| EXERCISE DETAILS |
Search the material for "JSON" and show all lines that contain it.

| PROVIDED MATERIAL |

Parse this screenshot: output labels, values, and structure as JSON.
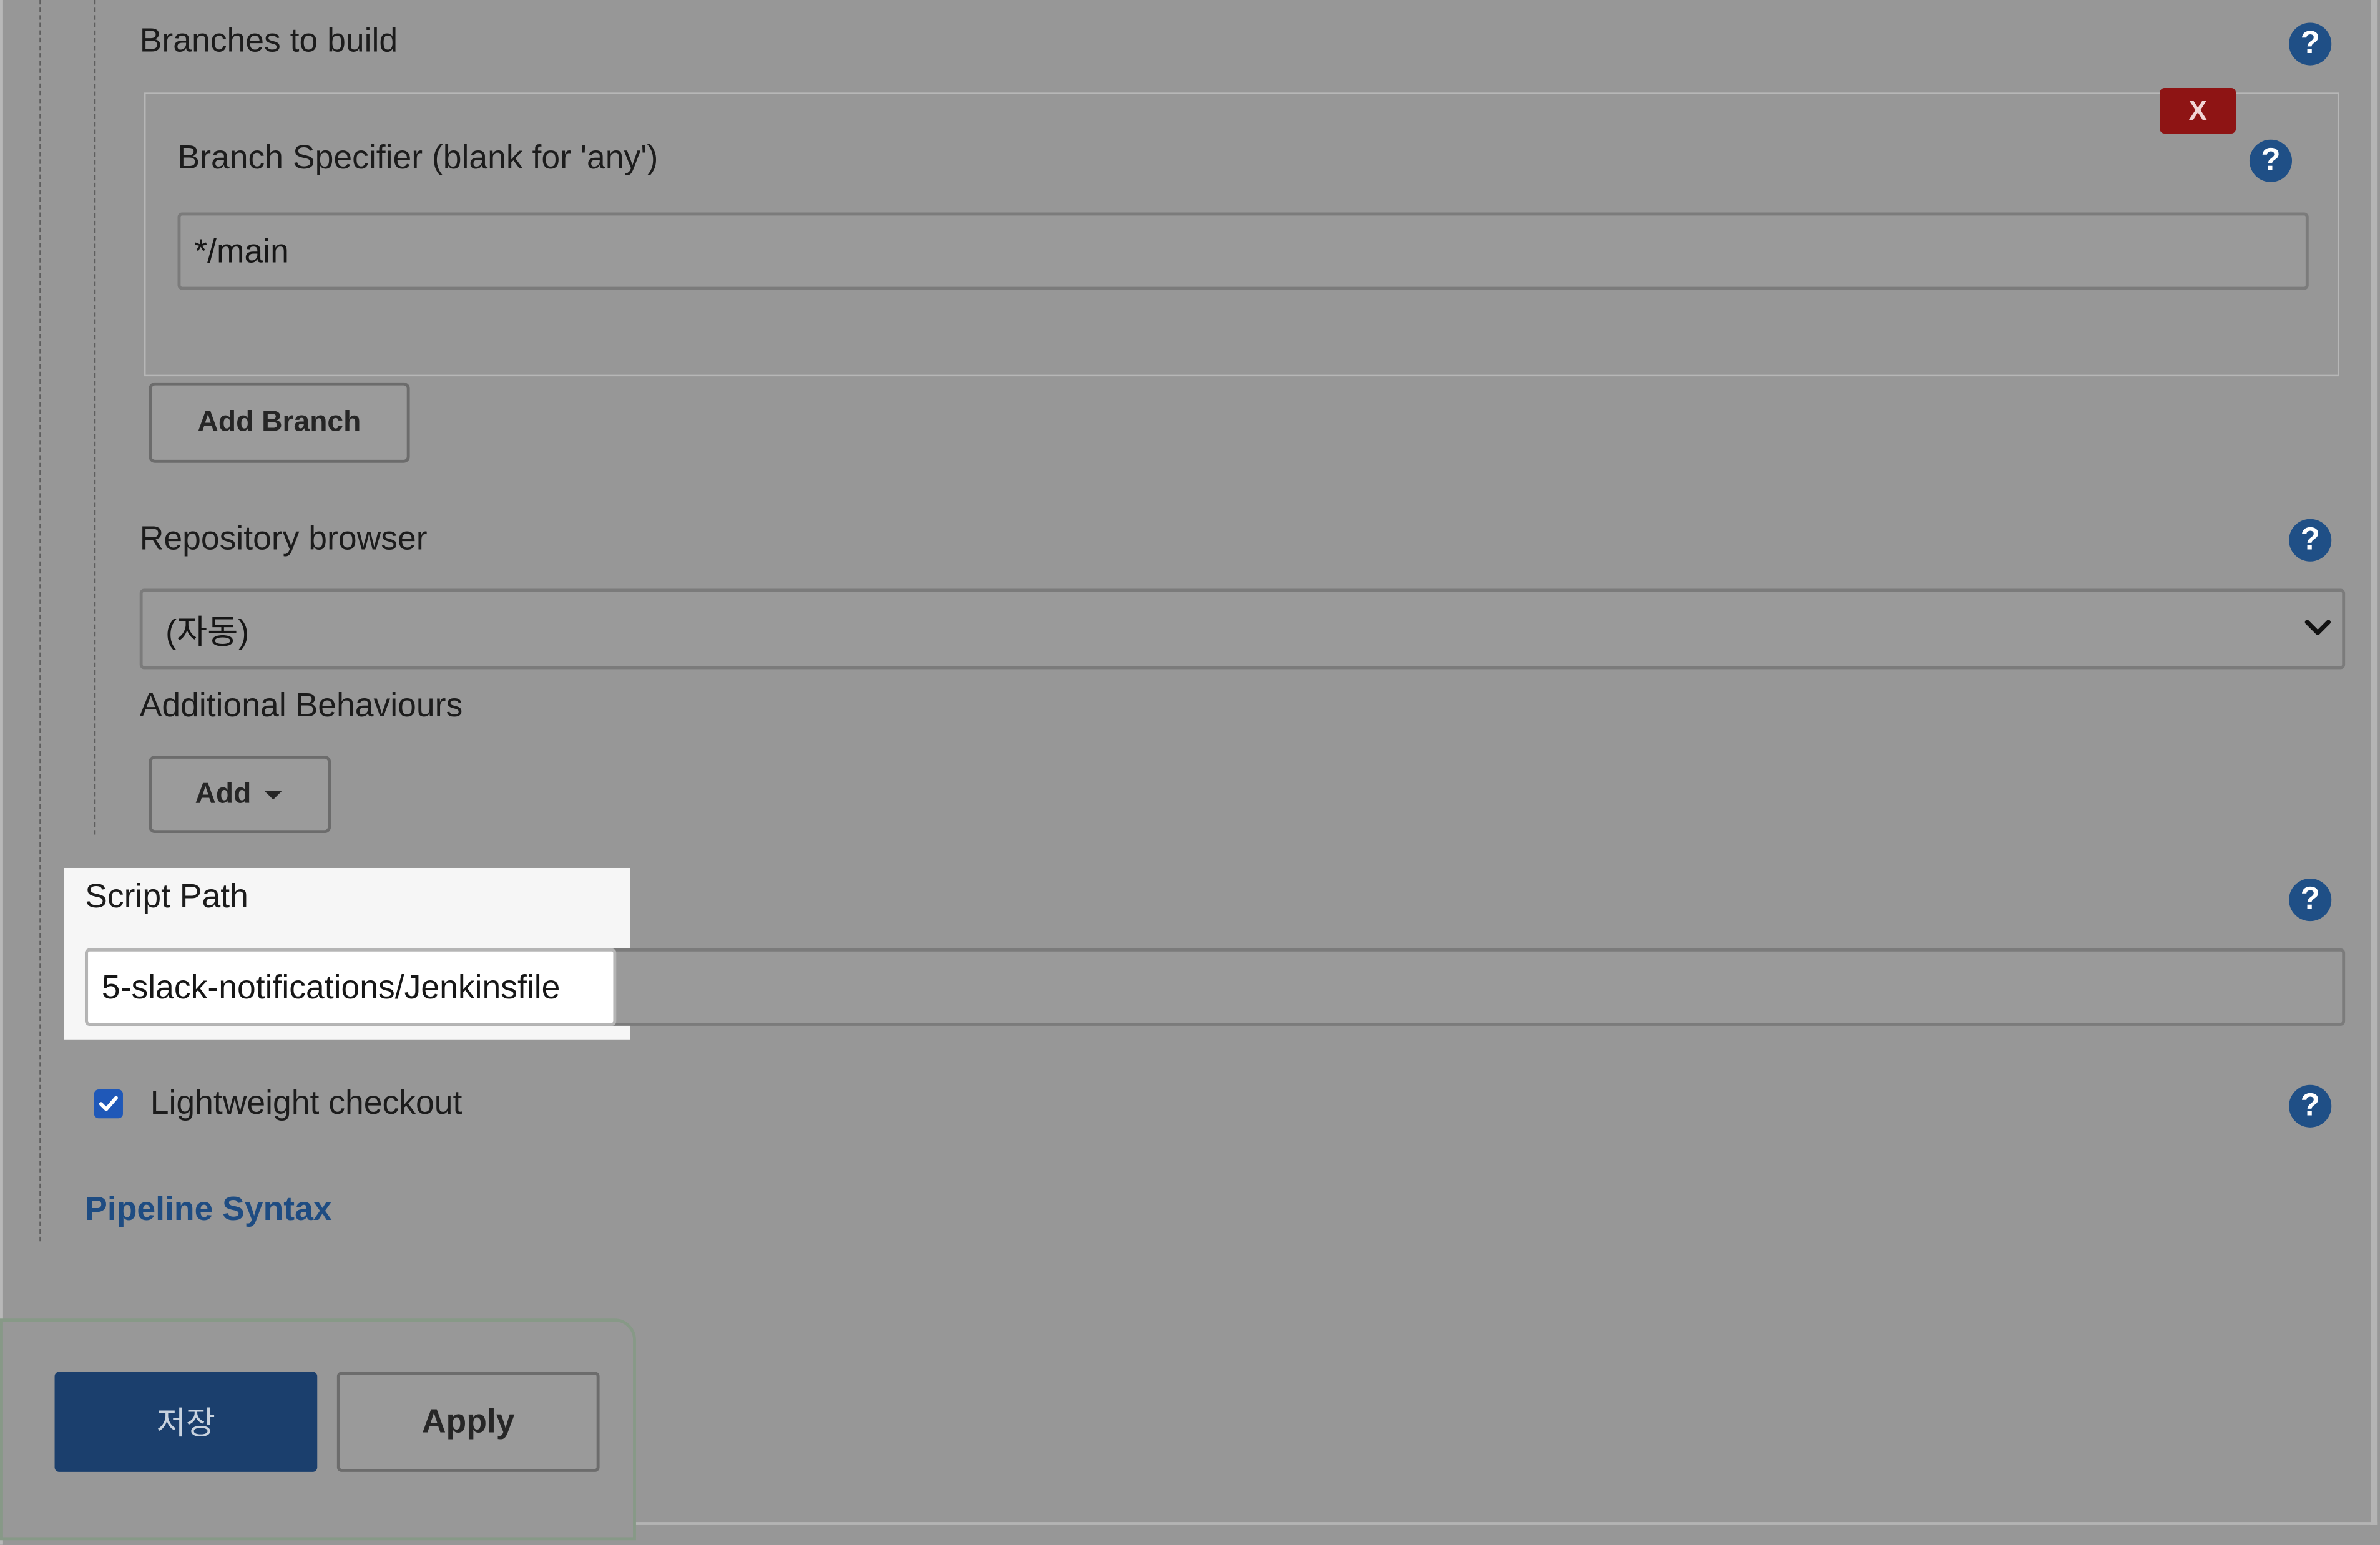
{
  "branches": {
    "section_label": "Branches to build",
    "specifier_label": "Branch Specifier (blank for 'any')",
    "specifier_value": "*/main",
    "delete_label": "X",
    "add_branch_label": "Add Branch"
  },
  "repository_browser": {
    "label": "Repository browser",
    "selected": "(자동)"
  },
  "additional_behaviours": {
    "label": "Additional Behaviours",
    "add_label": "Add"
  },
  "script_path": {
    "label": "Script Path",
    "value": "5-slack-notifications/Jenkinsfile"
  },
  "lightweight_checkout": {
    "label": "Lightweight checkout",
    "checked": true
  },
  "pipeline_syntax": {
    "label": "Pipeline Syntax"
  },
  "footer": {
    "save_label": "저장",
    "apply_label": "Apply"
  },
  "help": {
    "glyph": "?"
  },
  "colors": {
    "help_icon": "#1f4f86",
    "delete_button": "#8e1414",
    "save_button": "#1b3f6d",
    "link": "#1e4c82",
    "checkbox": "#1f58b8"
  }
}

---

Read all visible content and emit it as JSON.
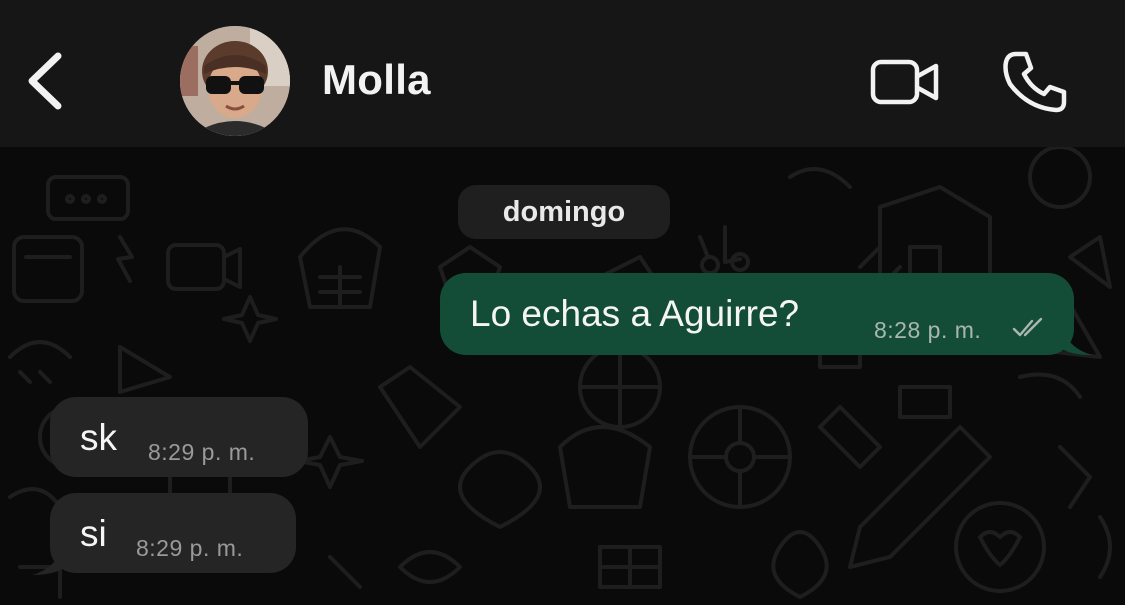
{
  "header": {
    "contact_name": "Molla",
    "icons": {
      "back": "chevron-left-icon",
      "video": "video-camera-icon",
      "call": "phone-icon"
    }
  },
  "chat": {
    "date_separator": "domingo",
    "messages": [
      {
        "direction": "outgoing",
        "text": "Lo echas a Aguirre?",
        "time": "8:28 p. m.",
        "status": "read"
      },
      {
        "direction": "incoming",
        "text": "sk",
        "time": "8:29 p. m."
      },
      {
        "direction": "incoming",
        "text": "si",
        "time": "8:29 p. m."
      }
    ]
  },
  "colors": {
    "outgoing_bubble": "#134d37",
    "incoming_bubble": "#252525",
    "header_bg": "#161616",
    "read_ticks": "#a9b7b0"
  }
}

...

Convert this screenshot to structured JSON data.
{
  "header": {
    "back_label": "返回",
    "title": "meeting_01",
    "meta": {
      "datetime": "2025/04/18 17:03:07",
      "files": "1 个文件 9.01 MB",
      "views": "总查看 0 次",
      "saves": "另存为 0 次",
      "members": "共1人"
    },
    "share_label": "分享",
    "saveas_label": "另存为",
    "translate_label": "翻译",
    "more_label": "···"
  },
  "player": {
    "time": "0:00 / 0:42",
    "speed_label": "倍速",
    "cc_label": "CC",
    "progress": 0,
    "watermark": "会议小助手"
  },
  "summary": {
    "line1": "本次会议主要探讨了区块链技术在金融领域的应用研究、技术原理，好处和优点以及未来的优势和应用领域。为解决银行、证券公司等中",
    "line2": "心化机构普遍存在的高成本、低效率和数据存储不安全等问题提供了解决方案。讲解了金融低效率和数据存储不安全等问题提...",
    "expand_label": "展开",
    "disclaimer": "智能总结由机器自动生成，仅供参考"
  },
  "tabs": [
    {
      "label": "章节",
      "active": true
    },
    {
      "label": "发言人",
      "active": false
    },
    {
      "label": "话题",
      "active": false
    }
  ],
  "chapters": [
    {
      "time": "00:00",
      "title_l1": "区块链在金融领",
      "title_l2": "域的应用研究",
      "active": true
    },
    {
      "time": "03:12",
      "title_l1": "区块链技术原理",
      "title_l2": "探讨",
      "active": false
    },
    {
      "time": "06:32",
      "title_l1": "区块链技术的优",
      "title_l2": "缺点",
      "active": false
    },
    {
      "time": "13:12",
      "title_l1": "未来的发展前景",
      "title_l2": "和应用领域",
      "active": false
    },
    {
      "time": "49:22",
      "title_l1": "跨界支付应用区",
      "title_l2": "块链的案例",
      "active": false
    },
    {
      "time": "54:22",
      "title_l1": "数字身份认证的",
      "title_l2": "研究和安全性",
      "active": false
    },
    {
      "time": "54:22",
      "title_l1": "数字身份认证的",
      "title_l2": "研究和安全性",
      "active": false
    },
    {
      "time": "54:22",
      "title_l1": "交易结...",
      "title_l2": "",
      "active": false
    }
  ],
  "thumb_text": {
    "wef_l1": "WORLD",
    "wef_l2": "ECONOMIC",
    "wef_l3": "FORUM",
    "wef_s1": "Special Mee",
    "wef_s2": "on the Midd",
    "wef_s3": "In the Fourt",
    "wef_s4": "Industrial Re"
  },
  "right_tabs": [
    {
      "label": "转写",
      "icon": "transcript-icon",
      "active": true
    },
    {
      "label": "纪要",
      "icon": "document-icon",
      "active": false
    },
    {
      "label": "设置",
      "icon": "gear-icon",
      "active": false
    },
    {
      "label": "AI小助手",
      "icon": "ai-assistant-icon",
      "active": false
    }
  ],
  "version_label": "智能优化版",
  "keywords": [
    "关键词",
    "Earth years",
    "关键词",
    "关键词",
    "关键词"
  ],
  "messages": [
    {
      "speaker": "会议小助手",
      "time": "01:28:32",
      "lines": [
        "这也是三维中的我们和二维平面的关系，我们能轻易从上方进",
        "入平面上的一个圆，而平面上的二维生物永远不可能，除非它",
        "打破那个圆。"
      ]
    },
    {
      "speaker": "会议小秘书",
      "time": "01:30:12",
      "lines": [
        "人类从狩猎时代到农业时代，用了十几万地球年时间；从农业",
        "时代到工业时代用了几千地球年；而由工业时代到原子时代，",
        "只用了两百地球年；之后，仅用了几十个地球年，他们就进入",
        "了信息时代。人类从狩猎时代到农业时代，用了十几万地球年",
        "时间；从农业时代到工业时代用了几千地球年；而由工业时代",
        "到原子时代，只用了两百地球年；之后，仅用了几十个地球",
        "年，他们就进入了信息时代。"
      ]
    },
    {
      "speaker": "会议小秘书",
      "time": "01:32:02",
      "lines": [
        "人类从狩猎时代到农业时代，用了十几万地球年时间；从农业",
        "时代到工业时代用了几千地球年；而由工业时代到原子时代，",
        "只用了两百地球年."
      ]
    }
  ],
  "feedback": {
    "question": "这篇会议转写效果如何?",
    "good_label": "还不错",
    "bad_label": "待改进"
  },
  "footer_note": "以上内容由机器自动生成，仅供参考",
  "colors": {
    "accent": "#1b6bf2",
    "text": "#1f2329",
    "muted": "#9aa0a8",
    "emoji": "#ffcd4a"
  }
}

| RESPONSE |
Parse this screenshot: output labels, values, and structure as JSON.
Read all visible content and emit it as JSON.
Convert this screenshot to structured JSON data.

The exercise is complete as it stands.